══ Entries provided

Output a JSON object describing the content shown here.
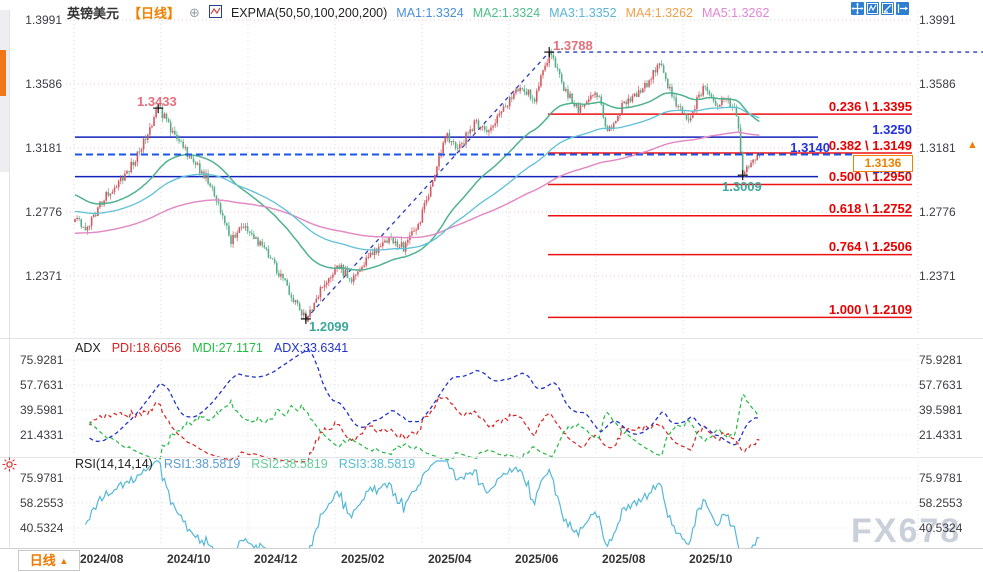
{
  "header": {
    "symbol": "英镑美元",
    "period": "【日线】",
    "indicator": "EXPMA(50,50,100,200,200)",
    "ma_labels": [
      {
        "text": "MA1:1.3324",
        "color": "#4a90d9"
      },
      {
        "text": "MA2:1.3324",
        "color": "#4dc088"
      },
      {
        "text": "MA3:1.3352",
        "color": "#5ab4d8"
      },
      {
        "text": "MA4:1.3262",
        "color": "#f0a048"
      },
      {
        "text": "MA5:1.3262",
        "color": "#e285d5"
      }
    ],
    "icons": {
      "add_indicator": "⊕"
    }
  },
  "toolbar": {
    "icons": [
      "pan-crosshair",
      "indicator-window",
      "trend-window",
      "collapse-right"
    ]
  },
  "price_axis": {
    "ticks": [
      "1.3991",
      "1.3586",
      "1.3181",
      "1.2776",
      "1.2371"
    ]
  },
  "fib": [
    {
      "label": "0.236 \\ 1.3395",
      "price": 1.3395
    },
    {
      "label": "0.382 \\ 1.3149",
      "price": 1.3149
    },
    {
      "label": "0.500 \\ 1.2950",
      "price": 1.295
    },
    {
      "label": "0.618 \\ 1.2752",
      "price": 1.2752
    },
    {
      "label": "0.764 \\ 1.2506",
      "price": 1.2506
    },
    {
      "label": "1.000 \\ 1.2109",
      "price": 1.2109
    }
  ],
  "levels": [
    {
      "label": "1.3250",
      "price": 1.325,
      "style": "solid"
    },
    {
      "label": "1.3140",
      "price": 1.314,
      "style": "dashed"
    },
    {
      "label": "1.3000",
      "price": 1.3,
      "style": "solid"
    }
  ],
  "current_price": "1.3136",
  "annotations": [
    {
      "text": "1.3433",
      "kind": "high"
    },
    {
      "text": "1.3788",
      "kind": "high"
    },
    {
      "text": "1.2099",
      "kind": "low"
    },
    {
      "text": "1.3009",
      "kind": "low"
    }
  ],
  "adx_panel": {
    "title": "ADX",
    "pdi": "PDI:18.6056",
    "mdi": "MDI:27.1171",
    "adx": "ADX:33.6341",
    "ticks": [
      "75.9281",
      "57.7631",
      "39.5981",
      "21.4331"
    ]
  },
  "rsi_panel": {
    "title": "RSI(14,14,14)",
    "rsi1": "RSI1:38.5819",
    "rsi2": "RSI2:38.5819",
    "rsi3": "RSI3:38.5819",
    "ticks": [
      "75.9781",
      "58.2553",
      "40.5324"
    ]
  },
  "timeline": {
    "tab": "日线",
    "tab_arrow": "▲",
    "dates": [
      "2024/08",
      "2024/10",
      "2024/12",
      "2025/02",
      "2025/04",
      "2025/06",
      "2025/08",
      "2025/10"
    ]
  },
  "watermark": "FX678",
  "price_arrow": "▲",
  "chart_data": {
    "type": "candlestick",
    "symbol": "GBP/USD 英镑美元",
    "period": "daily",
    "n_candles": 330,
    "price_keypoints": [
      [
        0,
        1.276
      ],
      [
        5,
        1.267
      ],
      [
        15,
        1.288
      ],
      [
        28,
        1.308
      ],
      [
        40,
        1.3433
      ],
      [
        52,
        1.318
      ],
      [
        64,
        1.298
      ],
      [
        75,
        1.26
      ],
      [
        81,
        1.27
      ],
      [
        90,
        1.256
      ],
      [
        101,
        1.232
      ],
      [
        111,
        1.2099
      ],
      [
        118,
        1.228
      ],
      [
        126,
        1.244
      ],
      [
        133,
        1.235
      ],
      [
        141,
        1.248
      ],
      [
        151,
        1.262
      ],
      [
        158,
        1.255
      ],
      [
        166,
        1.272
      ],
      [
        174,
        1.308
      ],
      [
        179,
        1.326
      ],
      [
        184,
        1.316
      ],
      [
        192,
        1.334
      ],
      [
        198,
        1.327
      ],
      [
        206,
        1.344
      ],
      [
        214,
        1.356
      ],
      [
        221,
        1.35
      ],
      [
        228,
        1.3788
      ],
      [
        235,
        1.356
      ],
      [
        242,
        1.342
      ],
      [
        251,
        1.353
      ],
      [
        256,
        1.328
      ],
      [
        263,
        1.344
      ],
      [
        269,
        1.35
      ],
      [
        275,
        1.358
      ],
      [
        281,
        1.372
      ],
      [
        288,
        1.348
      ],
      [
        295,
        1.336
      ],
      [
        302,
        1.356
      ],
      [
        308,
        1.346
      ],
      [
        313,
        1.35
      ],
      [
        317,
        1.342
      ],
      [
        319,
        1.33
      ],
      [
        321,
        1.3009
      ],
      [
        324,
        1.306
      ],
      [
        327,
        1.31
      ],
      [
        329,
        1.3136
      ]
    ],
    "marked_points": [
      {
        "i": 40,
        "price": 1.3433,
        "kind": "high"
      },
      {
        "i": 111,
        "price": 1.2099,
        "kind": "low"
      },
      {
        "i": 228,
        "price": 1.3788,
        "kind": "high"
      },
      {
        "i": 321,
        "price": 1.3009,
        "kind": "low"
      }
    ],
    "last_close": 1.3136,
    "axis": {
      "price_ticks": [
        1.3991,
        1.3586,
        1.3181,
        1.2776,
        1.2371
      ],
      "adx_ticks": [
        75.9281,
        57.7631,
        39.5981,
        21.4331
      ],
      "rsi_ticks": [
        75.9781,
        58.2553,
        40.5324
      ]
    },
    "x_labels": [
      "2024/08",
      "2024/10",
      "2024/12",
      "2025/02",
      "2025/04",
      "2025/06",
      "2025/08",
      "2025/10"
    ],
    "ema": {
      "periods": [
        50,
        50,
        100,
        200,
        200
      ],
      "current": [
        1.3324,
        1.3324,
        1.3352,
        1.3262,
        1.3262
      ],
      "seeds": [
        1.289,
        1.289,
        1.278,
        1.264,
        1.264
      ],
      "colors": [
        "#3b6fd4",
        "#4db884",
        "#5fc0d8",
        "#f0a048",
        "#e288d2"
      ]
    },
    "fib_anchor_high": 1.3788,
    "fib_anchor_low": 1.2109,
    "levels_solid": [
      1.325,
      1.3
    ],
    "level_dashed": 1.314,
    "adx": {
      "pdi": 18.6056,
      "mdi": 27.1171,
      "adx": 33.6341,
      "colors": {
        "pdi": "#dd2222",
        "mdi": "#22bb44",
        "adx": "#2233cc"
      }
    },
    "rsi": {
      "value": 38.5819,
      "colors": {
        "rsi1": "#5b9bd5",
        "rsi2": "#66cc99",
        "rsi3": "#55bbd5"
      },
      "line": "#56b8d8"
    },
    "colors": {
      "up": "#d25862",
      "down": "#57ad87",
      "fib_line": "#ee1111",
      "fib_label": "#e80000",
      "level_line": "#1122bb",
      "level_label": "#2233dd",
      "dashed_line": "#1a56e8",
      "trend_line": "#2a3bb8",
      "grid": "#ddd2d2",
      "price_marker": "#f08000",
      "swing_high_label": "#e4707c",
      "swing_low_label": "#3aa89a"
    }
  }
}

════
══ Entries provided

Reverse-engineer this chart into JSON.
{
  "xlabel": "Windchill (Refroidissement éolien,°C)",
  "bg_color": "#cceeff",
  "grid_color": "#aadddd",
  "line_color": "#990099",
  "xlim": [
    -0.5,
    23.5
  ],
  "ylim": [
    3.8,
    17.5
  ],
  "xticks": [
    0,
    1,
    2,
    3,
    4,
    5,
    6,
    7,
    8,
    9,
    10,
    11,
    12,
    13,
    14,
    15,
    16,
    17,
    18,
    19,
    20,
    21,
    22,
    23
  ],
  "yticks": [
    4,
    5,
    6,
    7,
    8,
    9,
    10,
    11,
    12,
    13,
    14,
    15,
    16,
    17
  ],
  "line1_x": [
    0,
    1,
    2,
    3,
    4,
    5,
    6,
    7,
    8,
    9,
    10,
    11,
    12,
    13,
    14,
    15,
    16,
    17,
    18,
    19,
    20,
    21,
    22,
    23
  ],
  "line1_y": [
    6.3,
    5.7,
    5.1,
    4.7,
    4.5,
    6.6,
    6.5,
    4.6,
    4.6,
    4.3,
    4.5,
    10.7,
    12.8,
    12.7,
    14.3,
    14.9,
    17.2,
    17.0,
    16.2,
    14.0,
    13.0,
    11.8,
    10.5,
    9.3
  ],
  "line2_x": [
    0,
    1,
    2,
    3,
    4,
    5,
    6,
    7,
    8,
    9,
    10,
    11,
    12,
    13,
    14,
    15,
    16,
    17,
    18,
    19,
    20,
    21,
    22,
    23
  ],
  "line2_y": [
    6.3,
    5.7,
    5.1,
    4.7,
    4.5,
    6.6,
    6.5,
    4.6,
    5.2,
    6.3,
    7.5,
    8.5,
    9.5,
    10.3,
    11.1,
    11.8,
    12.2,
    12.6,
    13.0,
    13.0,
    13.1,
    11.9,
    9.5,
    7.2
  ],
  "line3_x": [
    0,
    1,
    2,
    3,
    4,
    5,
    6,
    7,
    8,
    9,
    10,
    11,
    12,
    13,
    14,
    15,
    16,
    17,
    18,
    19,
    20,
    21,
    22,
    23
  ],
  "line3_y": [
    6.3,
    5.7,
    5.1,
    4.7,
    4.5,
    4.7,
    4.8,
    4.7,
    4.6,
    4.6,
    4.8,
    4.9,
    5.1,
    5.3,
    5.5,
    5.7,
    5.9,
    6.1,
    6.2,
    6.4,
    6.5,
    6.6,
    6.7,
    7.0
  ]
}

════
══ Entries provided

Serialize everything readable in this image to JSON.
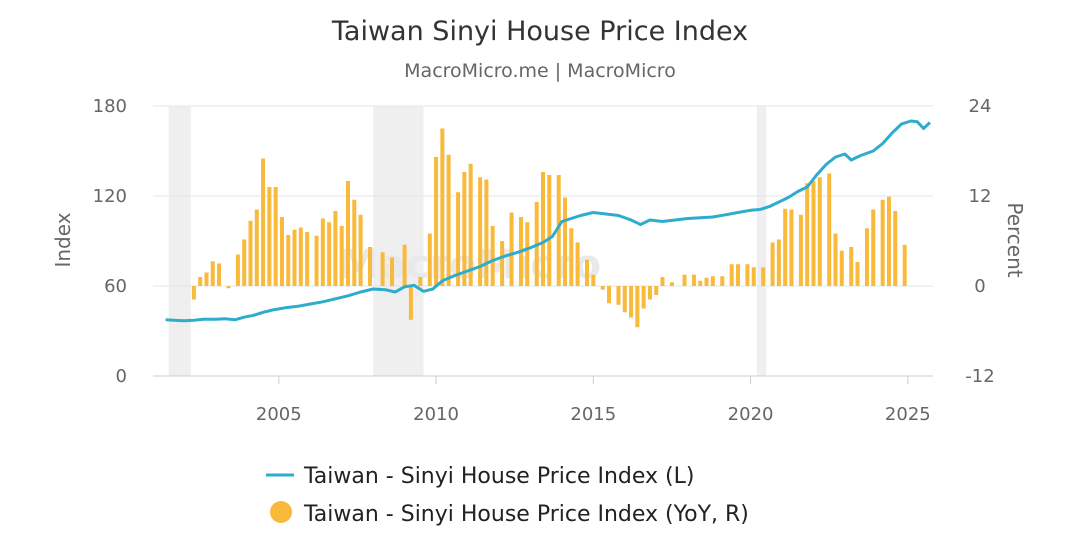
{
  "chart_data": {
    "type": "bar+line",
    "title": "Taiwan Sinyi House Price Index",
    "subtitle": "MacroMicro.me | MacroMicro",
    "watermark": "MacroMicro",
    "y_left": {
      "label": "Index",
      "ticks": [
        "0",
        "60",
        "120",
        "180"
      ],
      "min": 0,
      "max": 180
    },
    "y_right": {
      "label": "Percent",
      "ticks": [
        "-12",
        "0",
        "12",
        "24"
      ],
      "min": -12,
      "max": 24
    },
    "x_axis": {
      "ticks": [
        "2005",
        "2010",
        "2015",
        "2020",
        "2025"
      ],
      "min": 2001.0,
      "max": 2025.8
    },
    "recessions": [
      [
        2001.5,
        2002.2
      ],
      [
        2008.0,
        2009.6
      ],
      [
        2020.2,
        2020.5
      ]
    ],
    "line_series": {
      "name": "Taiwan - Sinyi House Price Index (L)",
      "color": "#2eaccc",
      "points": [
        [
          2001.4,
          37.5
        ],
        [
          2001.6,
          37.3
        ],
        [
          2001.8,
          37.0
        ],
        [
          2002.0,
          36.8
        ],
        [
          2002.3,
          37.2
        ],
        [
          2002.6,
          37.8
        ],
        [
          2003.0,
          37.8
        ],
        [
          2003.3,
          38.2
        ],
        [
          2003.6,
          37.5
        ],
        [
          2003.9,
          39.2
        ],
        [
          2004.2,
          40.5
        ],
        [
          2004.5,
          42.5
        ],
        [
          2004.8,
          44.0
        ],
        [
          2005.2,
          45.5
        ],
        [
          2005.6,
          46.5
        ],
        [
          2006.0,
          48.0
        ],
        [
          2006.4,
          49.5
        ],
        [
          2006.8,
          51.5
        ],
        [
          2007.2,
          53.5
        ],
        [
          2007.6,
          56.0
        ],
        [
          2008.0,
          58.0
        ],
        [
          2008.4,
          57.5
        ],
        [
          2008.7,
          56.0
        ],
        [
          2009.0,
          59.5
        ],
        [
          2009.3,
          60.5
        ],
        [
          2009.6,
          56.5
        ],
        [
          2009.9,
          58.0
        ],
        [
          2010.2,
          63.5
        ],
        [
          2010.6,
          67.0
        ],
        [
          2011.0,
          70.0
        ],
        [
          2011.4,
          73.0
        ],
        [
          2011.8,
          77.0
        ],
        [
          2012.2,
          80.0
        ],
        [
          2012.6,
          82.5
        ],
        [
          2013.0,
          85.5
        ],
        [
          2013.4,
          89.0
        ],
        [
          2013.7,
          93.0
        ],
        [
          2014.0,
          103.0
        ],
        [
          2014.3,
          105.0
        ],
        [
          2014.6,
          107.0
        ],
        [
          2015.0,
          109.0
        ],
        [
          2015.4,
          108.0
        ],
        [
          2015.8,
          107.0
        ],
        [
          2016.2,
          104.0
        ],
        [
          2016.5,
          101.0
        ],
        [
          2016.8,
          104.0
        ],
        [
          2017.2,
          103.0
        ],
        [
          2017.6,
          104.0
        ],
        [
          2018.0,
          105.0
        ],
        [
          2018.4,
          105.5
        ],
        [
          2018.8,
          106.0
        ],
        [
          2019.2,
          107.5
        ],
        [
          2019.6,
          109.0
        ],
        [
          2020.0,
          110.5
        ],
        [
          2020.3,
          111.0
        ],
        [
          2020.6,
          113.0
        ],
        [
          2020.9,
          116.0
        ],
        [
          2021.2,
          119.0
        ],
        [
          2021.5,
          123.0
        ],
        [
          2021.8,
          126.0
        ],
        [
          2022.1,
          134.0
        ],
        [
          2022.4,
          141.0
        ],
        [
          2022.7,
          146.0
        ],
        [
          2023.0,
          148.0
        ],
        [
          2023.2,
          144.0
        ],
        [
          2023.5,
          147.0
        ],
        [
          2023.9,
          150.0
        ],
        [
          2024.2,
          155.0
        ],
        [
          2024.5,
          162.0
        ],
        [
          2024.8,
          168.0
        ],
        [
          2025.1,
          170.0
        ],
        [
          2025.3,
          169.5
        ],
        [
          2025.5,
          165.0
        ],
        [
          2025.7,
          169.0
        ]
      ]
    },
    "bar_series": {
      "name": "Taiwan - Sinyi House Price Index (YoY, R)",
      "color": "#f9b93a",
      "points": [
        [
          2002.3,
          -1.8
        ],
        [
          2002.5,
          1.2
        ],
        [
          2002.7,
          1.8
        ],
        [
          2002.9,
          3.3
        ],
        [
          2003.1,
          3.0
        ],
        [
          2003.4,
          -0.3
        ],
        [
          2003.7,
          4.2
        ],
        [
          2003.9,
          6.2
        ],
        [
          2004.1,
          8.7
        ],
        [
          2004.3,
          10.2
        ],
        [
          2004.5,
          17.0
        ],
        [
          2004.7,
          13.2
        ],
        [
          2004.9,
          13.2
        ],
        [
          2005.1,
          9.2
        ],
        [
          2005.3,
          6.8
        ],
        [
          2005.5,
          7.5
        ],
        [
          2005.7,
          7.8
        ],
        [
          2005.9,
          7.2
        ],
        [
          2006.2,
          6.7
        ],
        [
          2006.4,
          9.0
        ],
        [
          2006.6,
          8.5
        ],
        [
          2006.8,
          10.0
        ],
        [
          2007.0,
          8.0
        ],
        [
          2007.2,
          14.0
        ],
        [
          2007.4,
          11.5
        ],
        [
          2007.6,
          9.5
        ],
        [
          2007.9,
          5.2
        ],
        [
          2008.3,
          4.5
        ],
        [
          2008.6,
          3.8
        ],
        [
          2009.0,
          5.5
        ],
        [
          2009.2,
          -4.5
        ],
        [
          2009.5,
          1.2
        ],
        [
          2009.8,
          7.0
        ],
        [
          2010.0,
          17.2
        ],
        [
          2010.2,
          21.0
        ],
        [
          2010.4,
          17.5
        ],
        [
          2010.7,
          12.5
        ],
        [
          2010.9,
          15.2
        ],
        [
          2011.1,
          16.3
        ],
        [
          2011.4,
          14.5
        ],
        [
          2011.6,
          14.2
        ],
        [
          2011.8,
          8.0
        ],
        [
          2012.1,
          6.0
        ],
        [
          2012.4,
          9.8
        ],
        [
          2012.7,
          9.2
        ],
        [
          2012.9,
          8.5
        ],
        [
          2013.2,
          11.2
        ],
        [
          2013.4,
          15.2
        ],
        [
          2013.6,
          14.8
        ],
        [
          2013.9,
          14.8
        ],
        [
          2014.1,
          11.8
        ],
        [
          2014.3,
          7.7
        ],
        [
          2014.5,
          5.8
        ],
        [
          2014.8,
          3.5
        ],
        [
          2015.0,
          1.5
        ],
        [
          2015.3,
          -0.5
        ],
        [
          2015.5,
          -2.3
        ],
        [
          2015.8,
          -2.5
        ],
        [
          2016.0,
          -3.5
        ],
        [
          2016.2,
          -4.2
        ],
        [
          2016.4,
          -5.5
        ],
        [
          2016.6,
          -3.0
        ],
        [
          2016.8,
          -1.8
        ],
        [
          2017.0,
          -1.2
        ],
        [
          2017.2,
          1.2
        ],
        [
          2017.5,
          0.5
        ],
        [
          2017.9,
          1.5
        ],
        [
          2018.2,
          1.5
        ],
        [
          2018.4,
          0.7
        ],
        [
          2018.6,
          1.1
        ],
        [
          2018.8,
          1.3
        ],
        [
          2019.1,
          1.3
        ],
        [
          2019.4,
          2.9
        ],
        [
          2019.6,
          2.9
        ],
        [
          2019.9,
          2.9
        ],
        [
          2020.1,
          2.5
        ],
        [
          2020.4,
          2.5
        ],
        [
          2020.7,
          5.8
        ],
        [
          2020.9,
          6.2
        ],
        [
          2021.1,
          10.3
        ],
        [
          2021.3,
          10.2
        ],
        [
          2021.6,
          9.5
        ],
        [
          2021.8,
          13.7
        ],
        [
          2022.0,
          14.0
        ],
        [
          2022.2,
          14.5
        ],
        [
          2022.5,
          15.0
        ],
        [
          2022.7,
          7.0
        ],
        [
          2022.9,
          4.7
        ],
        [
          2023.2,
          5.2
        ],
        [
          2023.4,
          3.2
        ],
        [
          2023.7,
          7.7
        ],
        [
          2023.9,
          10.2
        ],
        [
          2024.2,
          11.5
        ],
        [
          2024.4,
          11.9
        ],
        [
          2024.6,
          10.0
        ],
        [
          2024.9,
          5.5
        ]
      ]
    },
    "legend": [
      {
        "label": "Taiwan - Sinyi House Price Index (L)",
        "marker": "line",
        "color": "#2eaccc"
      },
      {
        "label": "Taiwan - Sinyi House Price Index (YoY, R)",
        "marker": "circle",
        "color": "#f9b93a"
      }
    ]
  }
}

════

Go through the entries above and copy every line containing "Sinyi".

> _Written answer_
    "title": "Taiwan Sinyi House Price Index",
      "name": "Taiwan - Sinyi House Price Index (L)",
      "name": "Taiwan - Sinyi House Price Index (YoY, R)",
        "label": "Taiwan - Sinyi House Price Index (L)",
        "label": "Taiwan - Sinyi House Price Index (YoY, R)",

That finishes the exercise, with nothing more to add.